• **What to produce**
Extract the lines that carry the string "COVID" from the listing.

Some records

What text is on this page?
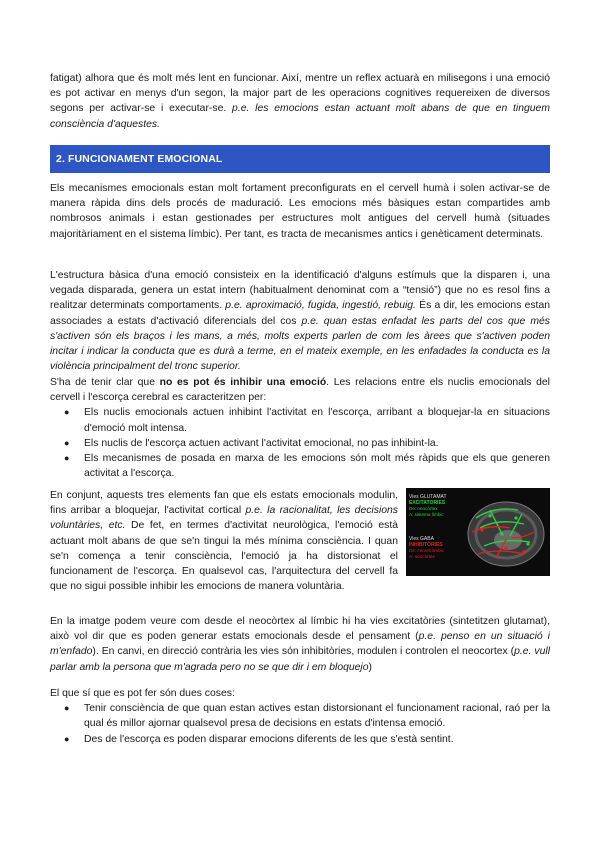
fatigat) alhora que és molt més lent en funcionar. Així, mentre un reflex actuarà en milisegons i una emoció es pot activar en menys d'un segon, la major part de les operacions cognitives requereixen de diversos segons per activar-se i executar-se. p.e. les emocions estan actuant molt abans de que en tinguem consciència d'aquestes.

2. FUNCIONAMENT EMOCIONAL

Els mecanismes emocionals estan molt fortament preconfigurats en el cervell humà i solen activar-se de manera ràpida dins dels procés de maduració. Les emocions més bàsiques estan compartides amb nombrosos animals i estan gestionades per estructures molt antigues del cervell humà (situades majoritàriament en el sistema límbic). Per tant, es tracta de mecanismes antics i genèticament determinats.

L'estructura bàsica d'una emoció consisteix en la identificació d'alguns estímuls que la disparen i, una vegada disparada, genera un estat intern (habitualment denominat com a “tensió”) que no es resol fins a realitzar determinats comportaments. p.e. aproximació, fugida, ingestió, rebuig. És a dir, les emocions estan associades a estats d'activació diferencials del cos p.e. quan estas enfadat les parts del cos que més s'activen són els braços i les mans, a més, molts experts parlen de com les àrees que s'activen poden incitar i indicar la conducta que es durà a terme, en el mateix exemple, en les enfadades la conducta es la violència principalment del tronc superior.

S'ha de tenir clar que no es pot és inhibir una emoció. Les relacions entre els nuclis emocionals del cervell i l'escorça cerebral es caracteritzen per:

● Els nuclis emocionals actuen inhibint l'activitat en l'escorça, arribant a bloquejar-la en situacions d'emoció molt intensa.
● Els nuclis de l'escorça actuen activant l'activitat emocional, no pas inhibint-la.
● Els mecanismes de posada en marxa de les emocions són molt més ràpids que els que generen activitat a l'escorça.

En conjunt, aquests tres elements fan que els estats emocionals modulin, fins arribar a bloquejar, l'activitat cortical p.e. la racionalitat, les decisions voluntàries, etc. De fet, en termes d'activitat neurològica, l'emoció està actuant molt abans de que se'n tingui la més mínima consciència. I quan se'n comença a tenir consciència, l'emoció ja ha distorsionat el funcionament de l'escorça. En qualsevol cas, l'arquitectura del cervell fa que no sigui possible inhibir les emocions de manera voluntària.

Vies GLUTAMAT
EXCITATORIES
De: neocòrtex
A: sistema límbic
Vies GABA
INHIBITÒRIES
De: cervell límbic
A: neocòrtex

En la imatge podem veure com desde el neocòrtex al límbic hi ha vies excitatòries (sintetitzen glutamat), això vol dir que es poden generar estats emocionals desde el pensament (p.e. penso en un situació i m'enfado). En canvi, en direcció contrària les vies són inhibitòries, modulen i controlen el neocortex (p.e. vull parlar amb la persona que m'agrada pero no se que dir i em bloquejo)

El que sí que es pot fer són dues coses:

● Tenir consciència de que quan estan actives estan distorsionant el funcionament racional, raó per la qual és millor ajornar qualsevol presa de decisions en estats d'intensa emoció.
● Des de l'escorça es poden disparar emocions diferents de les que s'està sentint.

==

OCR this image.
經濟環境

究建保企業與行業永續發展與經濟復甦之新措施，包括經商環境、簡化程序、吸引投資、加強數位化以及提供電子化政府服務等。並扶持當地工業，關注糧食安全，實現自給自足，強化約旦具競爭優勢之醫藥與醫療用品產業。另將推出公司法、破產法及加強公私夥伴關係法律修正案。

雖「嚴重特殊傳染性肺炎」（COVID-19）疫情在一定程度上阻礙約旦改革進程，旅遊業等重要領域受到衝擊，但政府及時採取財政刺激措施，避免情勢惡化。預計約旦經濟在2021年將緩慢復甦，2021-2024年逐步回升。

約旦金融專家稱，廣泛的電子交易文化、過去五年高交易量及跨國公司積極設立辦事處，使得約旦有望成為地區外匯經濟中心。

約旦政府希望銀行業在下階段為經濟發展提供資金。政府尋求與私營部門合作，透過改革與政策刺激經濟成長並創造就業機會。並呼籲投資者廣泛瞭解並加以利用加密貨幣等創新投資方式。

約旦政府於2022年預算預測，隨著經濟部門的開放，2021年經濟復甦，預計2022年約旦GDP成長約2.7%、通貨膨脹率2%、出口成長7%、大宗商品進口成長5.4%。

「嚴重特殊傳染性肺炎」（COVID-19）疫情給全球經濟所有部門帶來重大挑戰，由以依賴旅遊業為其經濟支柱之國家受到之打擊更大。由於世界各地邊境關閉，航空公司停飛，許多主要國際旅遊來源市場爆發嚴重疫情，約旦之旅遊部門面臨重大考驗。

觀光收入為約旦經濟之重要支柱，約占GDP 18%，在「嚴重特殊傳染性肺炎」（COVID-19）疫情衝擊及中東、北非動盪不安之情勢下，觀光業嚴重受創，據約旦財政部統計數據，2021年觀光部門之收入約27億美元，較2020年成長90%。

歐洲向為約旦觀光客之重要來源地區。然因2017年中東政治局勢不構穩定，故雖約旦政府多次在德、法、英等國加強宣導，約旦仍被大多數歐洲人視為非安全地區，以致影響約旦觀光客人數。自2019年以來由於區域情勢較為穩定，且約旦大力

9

...

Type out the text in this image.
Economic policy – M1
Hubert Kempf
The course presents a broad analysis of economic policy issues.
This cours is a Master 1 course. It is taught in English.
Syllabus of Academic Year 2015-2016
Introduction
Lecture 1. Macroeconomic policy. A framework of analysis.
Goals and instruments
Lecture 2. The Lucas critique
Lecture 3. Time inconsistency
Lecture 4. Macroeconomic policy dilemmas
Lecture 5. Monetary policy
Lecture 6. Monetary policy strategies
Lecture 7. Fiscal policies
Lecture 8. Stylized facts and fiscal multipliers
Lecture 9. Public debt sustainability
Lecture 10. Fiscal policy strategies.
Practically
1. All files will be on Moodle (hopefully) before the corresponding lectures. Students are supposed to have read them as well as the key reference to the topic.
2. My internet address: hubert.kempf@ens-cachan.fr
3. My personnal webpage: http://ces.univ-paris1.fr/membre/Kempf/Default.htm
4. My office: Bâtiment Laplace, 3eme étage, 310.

• **In response**
雖「嚴重特殊傳染性肺炎」（COVID-19）疫情在一定程度上阻礙約旦改革進程，旅遊業等重要領域受到衝擊，但政府及時採取財政刺激措施，避免情勢惡化。預計約旦經濟在2021年將緩慢復甦，2021-2024年逐步回升。
「嚴重特殊傳染性肺炎」（COVID-19）疫情給全球經濟所有部門帶來重大挑戰，由以依賴旅遊業為其經濟支柱之國家受到之打擊更大。由於世界各地邊境關閉，航空公司停飛，許多主要國際旅遊來源市場爆發嚴重疫情，約旦之旅遊部門面臨重大考驗。
觀光收入為約旦經濟之重要支柱，約占GDP 18%，在「嚴重特殊傳染性肺炎」（COVID-19）疫情衝擊及中東、北非動盪不安之情勢下，觀光業嚴重受創，據約旦財政部統計數據，2021年觀光部門之收入約27億美元，較2020年成長90%。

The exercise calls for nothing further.